• _MATERIAL PROVIDED_:
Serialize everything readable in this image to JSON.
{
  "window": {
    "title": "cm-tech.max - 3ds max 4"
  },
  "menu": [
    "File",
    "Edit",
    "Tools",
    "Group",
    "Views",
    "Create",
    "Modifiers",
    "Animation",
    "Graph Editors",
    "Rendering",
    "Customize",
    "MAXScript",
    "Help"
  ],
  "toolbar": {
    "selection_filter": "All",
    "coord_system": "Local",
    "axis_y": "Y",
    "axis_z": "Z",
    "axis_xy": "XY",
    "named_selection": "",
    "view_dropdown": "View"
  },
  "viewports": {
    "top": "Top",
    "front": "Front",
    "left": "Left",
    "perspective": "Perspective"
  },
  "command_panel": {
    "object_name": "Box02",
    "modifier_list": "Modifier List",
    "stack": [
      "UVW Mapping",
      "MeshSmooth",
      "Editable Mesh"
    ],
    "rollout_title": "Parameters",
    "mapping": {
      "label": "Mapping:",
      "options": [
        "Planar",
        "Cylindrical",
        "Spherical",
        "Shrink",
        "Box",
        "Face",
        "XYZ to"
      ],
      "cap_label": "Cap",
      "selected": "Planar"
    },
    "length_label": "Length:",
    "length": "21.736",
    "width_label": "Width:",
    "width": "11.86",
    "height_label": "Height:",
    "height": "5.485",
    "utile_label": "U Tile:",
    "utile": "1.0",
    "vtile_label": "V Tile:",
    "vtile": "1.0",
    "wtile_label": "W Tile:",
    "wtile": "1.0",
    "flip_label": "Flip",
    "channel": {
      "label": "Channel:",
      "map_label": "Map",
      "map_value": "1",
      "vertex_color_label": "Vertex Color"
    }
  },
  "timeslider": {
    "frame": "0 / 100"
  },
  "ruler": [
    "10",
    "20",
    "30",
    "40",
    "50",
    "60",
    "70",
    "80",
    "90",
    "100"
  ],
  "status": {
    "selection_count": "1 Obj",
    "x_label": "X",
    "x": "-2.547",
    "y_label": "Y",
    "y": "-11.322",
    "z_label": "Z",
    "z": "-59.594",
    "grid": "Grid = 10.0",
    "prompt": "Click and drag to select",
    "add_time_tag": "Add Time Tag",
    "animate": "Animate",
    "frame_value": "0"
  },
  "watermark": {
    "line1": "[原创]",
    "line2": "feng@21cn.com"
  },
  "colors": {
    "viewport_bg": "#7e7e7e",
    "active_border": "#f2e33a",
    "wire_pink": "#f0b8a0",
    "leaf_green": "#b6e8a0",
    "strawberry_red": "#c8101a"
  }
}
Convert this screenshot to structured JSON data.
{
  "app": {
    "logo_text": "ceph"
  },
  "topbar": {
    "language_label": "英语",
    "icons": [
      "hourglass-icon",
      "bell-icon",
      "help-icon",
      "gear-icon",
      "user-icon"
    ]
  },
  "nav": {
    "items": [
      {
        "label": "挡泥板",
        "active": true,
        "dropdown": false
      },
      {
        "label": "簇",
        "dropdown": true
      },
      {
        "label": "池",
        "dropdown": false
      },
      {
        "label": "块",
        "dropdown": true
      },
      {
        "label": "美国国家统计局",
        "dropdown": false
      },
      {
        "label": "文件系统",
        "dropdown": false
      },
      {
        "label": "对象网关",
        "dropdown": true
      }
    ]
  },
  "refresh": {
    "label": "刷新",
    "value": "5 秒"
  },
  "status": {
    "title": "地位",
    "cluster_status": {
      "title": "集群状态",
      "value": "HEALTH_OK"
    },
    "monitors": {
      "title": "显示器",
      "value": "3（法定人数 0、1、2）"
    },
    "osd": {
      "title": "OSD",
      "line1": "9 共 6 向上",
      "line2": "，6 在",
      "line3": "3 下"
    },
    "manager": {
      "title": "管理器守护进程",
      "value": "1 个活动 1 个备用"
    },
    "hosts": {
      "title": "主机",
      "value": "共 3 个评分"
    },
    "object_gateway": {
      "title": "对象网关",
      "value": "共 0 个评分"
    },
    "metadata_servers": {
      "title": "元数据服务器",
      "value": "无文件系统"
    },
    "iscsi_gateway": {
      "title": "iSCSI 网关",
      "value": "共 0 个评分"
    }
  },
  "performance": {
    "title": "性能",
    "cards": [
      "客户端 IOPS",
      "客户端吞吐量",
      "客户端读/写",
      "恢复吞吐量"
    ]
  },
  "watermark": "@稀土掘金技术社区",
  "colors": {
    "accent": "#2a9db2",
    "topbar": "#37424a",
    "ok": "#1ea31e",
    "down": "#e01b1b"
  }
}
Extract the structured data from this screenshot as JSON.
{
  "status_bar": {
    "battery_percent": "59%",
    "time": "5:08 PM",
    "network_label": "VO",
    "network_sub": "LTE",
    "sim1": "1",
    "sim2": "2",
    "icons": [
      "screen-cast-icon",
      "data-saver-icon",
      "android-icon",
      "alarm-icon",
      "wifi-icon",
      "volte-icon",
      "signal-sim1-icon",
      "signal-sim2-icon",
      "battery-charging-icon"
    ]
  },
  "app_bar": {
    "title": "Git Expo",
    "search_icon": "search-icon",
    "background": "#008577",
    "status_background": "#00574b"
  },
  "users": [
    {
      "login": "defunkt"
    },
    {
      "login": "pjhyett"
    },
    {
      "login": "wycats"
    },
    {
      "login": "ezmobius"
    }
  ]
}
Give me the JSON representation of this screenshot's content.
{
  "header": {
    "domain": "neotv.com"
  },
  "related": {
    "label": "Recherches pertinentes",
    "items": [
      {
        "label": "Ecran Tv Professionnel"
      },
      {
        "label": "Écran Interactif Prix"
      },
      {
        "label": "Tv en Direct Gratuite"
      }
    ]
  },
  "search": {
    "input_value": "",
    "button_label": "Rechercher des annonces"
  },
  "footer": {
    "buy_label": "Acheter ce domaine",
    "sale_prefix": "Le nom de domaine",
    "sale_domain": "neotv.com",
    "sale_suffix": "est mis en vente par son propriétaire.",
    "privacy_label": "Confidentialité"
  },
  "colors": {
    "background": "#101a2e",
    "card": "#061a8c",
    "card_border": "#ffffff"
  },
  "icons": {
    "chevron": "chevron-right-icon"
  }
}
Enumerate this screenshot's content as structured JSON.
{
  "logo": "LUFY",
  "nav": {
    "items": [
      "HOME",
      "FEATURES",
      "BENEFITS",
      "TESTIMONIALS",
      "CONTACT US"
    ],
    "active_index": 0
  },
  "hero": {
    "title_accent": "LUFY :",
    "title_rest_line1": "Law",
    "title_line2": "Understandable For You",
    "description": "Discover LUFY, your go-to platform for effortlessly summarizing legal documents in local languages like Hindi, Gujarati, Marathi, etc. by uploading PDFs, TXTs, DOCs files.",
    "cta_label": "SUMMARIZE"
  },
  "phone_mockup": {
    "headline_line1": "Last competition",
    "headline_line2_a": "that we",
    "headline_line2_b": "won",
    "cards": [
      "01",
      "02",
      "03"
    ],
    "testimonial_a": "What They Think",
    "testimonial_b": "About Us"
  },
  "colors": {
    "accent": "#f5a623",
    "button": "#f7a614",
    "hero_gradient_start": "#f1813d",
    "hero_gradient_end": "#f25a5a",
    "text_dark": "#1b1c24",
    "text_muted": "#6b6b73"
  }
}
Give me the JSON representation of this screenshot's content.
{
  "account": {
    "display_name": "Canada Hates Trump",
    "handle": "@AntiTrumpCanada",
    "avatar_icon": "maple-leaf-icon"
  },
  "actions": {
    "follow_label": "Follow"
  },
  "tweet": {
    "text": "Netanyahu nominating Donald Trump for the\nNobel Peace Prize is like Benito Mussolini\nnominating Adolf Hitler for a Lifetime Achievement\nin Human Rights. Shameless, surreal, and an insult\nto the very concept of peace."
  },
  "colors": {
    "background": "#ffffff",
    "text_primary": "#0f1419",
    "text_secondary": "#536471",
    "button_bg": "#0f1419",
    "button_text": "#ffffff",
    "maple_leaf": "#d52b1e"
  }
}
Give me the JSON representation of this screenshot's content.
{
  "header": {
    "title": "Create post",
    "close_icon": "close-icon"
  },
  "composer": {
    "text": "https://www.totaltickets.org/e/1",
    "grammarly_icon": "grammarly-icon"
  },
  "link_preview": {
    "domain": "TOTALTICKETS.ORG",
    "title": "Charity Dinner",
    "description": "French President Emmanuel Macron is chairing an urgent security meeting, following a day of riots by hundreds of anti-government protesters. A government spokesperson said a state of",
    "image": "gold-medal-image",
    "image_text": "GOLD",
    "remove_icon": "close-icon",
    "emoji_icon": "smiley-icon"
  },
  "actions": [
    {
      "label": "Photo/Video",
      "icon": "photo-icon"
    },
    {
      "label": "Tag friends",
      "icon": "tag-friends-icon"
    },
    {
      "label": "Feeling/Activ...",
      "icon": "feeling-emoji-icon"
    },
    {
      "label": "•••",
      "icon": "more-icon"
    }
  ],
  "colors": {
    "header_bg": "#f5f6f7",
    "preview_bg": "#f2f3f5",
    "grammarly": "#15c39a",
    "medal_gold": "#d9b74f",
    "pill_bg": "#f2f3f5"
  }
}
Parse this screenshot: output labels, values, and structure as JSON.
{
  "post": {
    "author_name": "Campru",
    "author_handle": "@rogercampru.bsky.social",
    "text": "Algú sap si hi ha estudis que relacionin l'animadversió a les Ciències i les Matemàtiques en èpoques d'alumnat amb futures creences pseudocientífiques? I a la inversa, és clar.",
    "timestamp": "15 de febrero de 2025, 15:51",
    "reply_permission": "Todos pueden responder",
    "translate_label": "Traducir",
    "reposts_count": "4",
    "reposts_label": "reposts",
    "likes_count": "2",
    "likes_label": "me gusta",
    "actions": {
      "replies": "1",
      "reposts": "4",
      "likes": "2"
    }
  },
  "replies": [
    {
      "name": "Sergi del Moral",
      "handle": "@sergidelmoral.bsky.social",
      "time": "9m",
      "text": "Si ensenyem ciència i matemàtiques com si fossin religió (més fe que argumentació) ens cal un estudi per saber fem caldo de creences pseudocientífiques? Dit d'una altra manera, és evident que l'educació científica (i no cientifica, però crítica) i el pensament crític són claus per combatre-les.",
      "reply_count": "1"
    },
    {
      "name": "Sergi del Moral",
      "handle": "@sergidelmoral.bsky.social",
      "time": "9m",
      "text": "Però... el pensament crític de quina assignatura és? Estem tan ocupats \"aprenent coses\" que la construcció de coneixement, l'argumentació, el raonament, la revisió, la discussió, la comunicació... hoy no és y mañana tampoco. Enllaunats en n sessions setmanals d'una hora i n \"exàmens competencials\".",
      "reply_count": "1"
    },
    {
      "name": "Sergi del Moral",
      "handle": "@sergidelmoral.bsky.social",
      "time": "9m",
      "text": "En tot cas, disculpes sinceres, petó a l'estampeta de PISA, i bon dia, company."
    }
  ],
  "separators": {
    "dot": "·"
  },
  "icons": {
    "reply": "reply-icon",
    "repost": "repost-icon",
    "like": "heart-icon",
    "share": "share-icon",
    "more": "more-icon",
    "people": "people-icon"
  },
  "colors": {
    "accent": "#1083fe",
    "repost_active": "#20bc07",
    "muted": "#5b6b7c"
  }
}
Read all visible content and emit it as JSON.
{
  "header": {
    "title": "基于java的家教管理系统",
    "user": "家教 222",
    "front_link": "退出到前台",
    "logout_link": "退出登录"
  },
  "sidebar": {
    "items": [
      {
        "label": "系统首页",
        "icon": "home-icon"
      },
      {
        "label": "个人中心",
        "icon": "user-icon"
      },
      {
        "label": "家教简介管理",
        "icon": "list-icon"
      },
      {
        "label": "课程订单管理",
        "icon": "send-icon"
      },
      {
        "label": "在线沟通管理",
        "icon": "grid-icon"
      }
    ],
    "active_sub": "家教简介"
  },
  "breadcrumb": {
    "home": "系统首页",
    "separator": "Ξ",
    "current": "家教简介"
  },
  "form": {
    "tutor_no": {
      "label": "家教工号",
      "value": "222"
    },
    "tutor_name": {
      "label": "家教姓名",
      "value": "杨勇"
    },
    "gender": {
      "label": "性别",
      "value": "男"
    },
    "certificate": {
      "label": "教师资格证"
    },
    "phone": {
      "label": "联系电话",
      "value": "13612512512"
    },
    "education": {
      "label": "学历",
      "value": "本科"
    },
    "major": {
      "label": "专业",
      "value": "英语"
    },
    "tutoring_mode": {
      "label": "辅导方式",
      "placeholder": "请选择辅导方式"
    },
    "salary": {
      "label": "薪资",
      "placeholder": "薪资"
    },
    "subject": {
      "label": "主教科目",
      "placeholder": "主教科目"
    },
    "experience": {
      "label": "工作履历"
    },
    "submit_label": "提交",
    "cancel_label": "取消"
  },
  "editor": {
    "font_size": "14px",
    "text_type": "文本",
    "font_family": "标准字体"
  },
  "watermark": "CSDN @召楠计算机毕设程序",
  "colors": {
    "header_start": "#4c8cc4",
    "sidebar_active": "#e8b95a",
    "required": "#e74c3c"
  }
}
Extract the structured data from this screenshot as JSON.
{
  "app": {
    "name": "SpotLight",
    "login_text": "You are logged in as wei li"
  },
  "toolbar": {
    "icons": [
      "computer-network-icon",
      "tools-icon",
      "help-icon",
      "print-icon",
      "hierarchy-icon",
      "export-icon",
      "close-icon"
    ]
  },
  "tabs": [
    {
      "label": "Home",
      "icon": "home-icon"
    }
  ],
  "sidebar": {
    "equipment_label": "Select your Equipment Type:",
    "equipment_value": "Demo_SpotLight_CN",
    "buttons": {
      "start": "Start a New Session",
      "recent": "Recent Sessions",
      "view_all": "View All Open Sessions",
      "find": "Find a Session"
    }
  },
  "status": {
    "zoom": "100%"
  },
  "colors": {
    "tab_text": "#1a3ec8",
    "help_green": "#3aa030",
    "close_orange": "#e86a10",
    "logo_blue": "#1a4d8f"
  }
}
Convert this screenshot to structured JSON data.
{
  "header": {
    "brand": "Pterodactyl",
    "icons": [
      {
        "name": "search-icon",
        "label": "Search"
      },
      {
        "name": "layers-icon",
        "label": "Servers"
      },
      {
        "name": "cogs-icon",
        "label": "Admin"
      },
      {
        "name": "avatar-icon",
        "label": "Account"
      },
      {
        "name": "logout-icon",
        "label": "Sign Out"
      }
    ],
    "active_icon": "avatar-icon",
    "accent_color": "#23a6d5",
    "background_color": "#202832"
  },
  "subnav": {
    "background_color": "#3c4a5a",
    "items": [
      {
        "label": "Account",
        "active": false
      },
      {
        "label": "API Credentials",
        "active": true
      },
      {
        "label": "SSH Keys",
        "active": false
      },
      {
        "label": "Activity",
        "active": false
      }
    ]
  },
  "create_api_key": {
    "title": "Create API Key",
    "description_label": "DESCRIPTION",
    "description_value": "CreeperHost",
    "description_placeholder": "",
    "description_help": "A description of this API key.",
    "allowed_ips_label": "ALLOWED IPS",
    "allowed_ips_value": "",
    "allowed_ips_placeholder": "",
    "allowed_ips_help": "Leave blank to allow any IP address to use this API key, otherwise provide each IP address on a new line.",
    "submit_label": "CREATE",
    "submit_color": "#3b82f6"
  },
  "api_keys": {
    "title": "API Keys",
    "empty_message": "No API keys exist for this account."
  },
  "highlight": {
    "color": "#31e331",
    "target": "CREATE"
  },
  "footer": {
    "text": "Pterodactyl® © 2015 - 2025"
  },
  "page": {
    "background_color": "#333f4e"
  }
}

• _EXERCISE DIRECTIONS_: In the listing, find each line with the string "domaine" and copy it.

• _EXERCISE RESULT_:
    "buy_label": "Acheter ce domaine",
    "sale_prefix": "Le nom de domaine",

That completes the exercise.